## Work to do
Keep only the lines of the listing that include the word "Consommation", and copy them.

▽

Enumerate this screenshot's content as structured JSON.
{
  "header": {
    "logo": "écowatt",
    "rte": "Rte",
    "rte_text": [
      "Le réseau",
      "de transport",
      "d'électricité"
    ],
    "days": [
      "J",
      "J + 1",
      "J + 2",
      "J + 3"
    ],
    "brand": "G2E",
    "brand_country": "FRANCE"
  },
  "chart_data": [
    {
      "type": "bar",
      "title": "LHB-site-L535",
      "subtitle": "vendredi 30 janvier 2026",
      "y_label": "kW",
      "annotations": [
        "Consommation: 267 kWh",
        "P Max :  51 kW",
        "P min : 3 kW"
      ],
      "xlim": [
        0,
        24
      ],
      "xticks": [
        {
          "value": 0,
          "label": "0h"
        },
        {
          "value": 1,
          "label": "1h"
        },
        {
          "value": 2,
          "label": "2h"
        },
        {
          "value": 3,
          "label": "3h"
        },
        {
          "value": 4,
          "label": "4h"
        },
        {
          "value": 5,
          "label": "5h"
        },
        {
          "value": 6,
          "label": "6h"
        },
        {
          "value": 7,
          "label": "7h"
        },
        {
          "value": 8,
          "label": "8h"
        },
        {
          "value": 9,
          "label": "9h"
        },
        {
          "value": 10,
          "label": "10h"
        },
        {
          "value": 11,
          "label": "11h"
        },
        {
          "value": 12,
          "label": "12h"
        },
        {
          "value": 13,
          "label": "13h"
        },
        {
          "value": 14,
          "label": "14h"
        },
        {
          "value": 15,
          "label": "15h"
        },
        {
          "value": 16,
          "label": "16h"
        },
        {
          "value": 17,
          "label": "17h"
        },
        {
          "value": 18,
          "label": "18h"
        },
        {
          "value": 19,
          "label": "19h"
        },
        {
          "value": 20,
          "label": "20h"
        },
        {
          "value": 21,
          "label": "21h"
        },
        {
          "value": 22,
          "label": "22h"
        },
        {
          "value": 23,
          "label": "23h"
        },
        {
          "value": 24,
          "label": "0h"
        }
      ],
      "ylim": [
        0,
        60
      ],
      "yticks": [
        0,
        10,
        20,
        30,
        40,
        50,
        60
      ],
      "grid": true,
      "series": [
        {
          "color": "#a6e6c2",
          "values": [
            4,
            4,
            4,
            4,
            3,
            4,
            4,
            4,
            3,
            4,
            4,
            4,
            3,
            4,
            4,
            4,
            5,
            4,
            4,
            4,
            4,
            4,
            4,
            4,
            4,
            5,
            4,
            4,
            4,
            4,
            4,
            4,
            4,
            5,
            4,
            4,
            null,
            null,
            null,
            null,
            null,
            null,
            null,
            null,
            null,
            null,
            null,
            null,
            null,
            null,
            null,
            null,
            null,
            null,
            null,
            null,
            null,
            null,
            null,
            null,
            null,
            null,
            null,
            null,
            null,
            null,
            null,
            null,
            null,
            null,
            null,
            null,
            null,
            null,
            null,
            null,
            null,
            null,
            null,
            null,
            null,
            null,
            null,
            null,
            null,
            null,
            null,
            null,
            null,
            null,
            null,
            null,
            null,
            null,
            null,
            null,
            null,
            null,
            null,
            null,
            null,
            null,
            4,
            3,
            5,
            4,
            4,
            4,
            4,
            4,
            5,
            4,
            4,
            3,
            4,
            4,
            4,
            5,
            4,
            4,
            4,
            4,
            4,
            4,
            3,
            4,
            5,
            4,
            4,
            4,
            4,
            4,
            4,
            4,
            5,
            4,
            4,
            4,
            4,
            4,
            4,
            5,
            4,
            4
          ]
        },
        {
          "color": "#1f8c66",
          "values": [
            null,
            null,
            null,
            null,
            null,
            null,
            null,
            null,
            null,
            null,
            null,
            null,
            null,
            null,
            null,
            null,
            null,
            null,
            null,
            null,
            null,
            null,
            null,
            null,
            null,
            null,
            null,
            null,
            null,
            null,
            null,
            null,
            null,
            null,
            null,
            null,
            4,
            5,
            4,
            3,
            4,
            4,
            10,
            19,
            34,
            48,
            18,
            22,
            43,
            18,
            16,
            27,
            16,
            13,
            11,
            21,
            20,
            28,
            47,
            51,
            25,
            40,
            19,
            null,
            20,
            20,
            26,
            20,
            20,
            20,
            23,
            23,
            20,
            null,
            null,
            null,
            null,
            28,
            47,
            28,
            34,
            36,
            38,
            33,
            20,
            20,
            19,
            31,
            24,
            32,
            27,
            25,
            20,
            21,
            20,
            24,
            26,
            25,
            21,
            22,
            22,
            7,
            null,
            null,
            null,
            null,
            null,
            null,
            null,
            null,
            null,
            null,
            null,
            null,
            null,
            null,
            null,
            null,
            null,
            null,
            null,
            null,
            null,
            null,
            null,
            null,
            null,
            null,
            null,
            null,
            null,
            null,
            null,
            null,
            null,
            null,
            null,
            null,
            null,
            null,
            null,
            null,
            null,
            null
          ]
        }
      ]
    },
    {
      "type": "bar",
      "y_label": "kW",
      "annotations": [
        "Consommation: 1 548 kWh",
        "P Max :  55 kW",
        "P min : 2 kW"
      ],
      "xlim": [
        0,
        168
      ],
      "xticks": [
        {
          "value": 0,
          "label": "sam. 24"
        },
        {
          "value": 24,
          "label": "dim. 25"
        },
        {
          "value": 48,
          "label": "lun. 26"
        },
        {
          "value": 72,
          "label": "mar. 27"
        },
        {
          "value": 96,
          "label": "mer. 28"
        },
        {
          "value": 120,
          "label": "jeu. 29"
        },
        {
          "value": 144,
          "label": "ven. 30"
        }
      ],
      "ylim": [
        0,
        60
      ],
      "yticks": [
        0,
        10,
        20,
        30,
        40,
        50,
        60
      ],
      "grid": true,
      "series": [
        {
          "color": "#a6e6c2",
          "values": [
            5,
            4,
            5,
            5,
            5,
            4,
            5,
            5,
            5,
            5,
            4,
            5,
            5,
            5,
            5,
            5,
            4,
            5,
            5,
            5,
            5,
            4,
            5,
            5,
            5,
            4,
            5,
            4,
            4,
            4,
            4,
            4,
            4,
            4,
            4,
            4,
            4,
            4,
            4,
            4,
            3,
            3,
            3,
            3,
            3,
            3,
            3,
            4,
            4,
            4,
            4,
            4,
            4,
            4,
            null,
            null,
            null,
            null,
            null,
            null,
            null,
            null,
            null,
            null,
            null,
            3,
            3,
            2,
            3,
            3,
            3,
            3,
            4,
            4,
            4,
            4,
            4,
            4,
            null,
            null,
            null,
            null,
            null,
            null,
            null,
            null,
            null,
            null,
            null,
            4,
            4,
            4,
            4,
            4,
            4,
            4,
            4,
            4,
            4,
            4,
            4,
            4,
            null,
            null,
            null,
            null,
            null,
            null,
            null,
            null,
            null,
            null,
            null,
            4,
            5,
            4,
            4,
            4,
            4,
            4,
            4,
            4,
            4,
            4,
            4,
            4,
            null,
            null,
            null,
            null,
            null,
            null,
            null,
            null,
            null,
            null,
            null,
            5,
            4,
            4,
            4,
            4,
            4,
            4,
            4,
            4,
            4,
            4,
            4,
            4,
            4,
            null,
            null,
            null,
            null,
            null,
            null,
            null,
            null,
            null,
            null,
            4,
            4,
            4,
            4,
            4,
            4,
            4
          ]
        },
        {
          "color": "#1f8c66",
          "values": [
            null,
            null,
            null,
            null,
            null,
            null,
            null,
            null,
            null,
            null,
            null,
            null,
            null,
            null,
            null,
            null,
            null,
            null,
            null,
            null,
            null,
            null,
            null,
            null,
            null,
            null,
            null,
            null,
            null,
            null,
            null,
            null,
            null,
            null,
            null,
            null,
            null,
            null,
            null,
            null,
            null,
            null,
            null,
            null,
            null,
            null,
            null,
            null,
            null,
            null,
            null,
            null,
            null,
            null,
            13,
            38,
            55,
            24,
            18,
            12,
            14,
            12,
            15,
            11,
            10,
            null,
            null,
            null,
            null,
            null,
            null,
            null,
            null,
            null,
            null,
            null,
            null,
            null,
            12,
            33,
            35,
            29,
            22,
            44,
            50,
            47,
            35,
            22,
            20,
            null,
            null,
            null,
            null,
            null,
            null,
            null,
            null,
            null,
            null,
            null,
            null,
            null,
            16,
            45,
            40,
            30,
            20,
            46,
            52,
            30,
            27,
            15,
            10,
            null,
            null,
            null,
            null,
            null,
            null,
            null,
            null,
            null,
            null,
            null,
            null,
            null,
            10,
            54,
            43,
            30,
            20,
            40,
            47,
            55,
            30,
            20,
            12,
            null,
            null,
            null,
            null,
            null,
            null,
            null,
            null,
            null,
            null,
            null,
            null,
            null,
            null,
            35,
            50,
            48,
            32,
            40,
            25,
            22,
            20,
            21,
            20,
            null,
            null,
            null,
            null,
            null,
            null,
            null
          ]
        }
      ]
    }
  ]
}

△

## Task output
        "Consommation: 267 kWh",
        "Consommation: 1 548 kWh",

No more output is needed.